[Lines of data]

## START

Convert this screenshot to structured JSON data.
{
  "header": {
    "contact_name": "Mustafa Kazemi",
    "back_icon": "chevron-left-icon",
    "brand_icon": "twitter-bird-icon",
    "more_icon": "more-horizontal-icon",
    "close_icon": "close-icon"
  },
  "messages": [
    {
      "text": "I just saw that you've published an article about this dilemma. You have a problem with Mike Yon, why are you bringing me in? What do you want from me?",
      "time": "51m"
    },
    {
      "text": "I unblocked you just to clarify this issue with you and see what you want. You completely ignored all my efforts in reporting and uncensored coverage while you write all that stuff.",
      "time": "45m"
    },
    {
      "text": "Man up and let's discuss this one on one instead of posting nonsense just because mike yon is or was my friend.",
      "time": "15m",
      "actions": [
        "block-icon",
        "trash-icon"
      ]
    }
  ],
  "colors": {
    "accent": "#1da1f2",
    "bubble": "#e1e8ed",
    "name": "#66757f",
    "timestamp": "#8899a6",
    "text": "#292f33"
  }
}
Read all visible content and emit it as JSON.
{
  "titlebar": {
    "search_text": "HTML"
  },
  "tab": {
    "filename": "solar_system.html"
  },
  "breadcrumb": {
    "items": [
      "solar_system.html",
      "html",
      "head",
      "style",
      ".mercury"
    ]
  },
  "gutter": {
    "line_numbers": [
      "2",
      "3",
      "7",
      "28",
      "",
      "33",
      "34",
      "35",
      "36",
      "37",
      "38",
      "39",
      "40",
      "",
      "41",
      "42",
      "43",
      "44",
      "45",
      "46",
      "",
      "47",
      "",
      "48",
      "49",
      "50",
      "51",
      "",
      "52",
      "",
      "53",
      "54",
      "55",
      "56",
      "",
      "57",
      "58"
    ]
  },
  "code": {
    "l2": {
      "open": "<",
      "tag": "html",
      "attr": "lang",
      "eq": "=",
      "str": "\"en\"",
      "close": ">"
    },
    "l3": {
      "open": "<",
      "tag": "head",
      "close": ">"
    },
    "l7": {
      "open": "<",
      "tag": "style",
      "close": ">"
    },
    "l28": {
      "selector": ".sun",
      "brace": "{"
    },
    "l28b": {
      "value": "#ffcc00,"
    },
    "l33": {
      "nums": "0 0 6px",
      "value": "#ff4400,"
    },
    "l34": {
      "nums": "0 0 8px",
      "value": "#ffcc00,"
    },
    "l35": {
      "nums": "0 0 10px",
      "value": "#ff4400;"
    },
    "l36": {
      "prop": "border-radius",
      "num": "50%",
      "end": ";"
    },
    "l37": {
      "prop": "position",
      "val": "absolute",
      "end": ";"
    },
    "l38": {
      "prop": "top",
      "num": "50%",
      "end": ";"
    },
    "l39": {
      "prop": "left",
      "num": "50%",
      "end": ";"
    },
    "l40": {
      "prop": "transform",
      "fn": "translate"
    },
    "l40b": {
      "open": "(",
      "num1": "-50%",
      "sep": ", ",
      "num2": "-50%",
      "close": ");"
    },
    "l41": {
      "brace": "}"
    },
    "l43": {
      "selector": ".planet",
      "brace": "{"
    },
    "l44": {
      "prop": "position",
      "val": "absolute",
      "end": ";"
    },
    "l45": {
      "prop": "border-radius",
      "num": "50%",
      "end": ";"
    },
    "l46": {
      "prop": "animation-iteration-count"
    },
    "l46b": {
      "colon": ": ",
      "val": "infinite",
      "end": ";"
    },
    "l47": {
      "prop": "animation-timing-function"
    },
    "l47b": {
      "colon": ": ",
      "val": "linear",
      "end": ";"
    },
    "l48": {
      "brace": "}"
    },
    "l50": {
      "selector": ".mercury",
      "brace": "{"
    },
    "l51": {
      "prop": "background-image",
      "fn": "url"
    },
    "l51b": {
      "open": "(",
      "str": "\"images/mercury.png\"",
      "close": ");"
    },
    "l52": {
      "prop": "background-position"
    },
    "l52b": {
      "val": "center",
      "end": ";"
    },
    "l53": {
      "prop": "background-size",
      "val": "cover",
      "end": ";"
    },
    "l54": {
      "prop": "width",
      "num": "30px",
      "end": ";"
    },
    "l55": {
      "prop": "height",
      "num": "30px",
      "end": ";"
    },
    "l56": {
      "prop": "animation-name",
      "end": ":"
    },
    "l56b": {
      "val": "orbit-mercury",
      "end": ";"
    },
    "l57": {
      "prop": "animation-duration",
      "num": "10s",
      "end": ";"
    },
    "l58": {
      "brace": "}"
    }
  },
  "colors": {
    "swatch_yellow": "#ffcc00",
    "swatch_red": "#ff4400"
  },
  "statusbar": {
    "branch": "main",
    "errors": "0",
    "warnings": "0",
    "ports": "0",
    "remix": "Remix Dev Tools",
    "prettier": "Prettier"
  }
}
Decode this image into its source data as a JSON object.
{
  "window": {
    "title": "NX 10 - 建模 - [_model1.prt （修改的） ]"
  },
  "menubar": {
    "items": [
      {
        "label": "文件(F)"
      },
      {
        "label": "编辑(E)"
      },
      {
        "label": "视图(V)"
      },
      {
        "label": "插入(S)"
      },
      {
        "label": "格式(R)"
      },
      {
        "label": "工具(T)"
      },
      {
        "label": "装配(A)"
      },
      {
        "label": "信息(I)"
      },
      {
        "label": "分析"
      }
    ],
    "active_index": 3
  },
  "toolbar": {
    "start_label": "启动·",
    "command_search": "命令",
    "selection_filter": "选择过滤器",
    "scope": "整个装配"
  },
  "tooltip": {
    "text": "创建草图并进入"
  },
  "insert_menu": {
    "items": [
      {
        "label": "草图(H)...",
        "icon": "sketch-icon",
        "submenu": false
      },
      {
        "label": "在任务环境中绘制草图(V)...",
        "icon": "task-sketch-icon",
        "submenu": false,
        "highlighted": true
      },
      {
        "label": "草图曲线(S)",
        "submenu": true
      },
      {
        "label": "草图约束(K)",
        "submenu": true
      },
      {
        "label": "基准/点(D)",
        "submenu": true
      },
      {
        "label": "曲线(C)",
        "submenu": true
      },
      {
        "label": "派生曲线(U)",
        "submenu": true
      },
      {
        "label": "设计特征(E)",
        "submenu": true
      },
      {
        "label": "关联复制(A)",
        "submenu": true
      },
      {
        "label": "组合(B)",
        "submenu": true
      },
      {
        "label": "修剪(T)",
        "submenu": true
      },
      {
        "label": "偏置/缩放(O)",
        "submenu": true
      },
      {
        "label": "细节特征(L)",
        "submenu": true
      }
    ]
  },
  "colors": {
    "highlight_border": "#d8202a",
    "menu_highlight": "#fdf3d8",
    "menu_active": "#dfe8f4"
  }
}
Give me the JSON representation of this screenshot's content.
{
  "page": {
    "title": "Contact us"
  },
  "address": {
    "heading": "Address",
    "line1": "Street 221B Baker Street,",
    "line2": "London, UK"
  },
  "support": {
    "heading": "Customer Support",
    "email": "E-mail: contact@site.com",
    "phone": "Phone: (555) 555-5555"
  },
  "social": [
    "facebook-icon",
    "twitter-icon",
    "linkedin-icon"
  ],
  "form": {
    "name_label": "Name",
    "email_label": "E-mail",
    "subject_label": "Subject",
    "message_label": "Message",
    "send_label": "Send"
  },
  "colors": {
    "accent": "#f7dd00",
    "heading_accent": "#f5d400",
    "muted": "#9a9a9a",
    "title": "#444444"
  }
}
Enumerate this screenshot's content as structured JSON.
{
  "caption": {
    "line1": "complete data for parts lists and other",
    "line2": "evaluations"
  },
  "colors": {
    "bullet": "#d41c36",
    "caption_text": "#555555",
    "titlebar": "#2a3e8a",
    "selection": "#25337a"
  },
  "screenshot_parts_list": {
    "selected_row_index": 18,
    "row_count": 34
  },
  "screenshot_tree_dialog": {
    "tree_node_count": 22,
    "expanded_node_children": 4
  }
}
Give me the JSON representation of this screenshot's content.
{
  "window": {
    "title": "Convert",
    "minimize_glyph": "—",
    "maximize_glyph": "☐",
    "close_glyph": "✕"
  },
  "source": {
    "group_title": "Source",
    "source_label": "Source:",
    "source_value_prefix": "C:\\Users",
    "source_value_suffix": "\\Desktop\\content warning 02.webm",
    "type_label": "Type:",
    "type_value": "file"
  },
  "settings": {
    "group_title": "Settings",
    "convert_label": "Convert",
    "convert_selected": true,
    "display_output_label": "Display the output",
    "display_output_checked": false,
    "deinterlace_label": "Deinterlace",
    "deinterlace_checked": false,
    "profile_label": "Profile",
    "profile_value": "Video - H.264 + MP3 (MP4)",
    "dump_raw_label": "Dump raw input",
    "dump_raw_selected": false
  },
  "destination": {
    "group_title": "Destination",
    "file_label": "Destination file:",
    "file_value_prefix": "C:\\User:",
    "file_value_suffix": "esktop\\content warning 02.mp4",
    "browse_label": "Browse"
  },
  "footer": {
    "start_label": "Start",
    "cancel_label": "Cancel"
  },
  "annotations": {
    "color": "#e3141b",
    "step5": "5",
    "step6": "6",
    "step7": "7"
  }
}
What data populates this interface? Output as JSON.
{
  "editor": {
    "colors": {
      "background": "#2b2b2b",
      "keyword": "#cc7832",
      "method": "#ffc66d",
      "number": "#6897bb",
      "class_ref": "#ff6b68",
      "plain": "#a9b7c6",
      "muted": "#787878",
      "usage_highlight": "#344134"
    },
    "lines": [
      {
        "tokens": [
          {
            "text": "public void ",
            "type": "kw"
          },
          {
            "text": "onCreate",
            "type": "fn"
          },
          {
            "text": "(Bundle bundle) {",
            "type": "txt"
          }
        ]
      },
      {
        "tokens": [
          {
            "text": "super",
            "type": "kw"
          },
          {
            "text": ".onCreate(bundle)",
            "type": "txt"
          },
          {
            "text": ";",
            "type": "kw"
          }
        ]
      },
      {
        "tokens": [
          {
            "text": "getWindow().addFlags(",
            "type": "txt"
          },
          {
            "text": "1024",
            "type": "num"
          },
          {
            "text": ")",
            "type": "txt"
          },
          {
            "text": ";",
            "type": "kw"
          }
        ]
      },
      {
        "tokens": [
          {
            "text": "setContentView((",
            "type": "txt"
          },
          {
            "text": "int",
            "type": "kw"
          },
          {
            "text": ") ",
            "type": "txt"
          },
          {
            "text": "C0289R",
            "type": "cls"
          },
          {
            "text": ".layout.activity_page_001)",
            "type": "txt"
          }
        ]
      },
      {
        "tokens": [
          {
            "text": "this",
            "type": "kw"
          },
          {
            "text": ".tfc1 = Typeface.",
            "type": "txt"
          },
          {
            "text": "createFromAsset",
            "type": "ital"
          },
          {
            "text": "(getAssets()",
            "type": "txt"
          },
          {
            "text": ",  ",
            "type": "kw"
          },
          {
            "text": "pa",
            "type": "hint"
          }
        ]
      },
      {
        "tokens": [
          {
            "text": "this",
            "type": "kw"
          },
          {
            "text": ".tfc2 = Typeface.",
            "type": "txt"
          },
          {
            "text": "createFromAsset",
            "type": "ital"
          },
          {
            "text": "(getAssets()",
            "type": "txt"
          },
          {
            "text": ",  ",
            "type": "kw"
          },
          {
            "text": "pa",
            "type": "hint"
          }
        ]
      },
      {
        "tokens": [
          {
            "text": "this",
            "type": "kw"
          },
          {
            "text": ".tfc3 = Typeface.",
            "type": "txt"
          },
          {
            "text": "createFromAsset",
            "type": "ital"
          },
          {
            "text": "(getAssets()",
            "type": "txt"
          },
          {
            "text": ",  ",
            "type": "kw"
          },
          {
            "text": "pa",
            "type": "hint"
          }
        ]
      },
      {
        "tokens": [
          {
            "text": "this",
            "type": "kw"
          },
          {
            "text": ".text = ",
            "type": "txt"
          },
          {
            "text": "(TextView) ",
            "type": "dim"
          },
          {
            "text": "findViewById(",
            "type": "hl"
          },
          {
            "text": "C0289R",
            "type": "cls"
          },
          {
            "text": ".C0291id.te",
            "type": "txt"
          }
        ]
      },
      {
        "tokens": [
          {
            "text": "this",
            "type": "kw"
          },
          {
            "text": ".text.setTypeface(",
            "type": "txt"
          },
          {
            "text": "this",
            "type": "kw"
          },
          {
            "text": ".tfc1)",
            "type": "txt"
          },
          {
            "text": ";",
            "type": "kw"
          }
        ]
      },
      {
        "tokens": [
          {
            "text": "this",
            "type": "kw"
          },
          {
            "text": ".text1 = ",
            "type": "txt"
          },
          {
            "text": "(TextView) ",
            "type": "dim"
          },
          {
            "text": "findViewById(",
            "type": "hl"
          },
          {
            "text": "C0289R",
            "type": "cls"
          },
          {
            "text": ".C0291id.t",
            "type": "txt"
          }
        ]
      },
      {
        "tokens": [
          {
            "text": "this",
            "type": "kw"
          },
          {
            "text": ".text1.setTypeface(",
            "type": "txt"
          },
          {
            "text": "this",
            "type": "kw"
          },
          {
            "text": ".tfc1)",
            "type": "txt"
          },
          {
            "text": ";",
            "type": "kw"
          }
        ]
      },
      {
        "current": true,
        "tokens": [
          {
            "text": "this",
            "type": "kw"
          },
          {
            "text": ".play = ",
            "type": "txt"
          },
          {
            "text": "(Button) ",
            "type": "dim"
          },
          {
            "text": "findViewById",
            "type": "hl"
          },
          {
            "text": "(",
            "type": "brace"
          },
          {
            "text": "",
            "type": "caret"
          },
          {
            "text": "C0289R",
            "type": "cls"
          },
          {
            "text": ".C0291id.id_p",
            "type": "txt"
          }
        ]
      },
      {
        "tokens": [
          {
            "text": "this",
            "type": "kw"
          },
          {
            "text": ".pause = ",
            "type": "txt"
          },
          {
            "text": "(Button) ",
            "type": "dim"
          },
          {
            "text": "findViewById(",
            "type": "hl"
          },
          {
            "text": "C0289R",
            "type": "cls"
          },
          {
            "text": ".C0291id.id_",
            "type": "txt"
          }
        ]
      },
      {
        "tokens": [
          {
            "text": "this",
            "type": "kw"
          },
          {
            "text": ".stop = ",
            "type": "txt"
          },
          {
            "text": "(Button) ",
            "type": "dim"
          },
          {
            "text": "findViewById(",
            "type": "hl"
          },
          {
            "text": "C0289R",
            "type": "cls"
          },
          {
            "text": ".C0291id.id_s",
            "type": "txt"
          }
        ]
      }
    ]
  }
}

## END

#### EXERCISE DIRECTIONS:
Say how many lines above hold the word "that", giving only the count.

#### RESULT OF THIS EXERCISE:
2